--- ENTRIES ---
☆ ☆ ☆
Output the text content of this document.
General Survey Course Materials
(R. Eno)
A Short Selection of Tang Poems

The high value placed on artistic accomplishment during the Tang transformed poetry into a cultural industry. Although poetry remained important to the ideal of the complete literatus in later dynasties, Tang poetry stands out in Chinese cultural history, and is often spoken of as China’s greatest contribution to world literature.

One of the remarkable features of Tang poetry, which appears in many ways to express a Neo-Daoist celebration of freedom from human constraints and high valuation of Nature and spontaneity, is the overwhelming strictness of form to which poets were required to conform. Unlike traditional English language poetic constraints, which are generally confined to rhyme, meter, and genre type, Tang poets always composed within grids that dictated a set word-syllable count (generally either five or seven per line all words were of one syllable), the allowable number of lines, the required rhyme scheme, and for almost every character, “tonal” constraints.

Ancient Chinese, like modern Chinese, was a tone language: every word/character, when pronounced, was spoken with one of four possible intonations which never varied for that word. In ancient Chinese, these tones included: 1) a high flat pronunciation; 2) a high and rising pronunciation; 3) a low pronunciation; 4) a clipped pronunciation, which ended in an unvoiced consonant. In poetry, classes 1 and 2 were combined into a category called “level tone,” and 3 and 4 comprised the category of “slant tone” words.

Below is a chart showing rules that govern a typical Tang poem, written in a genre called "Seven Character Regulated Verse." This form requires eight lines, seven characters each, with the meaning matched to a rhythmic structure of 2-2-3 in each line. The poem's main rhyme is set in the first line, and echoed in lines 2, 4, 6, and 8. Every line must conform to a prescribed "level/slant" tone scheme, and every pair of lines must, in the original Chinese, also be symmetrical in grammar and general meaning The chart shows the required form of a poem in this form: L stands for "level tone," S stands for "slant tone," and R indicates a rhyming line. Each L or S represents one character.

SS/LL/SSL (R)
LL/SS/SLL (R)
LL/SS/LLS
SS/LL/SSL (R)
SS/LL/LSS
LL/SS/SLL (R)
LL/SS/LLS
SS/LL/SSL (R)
☆ ☆ ☆
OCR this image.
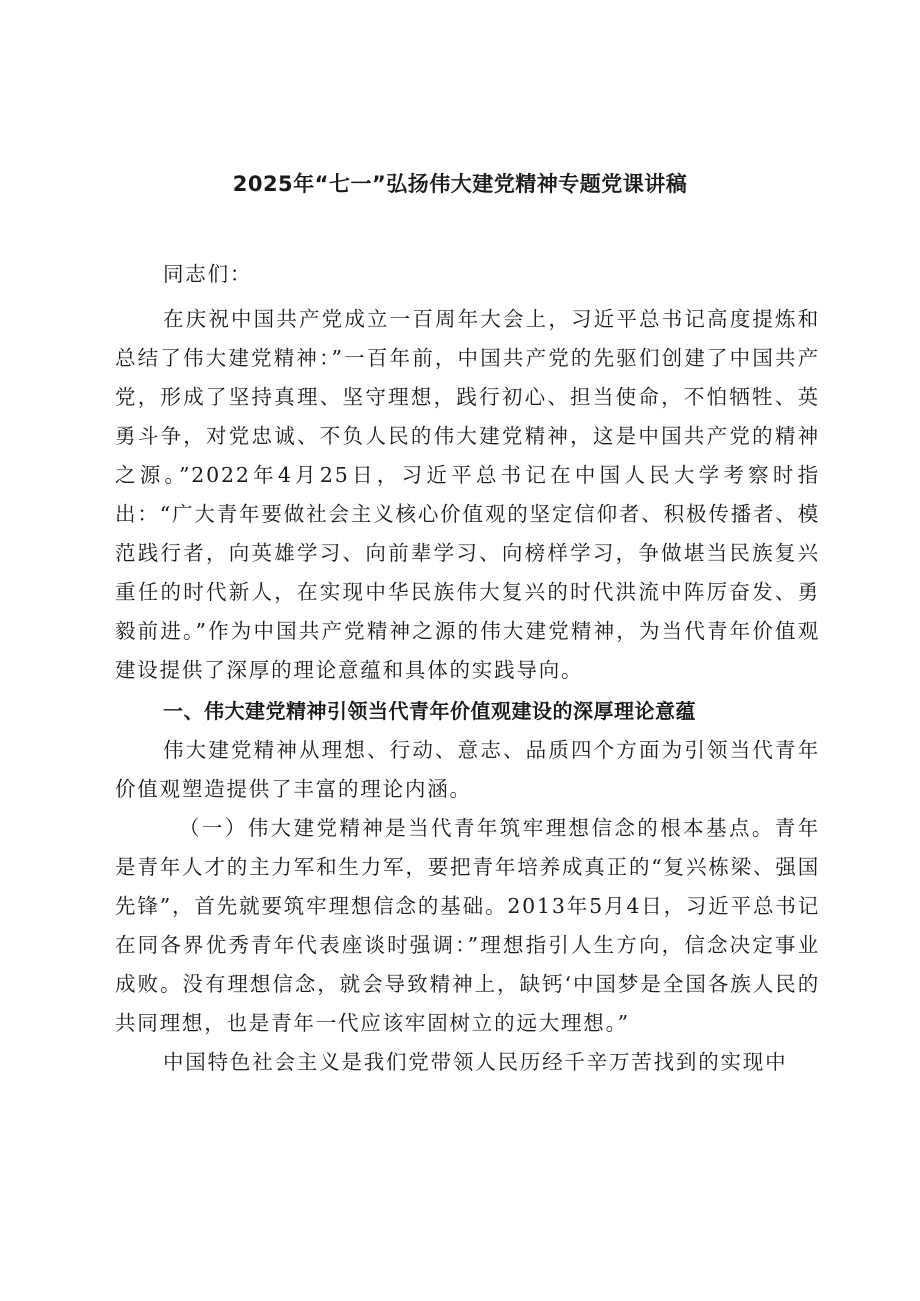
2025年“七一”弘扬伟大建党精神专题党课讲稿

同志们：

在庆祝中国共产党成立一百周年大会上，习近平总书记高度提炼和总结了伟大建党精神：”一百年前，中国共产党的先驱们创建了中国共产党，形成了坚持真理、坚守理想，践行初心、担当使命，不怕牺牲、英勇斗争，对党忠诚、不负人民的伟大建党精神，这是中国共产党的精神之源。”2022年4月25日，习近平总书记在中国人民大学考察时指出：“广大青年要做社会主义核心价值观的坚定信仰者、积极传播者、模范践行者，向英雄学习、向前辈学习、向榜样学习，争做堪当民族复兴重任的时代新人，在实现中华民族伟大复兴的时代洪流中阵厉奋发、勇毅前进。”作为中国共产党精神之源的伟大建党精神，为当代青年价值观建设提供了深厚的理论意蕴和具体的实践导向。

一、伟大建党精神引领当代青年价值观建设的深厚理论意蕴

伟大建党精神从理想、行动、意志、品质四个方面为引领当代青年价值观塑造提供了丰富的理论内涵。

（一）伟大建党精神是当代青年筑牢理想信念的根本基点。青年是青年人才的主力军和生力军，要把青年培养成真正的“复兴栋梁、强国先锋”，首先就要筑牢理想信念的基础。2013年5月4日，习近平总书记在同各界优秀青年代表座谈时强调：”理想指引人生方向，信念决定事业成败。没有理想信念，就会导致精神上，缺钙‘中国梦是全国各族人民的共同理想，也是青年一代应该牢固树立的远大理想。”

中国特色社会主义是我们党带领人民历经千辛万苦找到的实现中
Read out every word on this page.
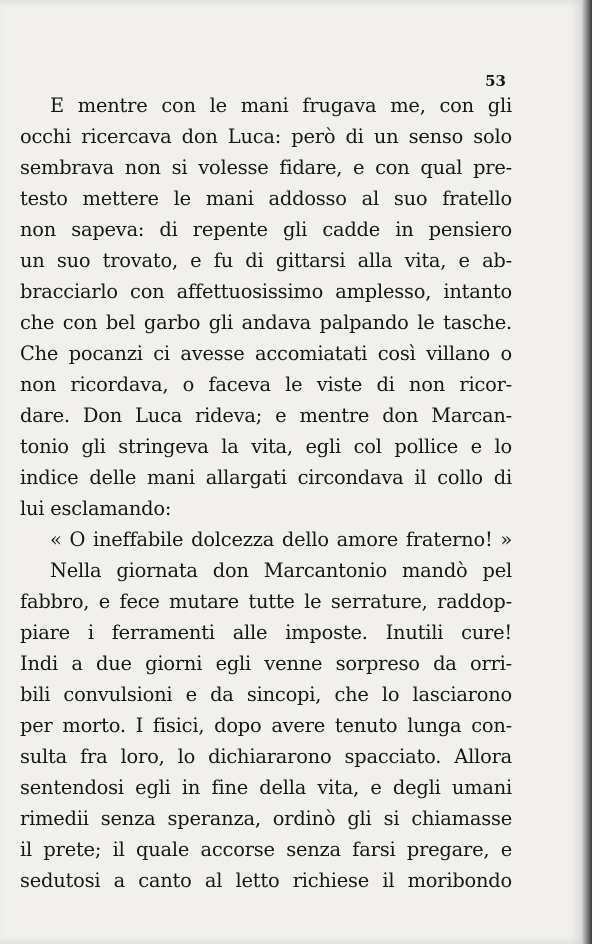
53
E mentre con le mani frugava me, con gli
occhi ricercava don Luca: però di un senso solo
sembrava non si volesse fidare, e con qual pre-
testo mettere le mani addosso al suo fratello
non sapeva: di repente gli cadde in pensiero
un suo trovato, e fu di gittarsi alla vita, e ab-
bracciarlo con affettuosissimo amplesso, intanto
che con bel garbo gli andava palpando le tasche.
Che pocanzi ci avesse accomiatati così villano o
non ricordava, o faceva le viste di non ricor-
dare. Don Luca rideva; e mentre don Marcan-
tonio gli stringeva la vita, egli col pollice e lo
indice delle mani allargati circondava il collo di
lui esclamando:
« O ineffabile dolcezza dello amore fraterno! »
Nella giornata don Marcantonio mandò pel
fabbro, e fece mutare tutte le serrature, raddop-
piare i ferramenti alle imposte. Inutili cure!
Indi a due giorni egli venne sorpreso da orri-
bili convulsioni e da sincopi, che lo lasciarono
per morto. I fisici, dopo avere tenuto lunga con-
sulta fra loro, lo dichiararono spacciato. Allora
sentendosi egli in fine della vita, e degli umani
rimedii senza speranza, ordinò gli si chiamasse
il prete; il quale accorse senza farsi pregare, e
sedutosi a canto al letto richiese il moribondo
☆ ☆ ☆
--- INSTRUCTION ---
For each line above that contains the word "senza", copy that line.

--- RESULT ---
rimedii senza speranza, ordinò gli si chiamasse
il prete; il quale accorse senza farsi pregare, e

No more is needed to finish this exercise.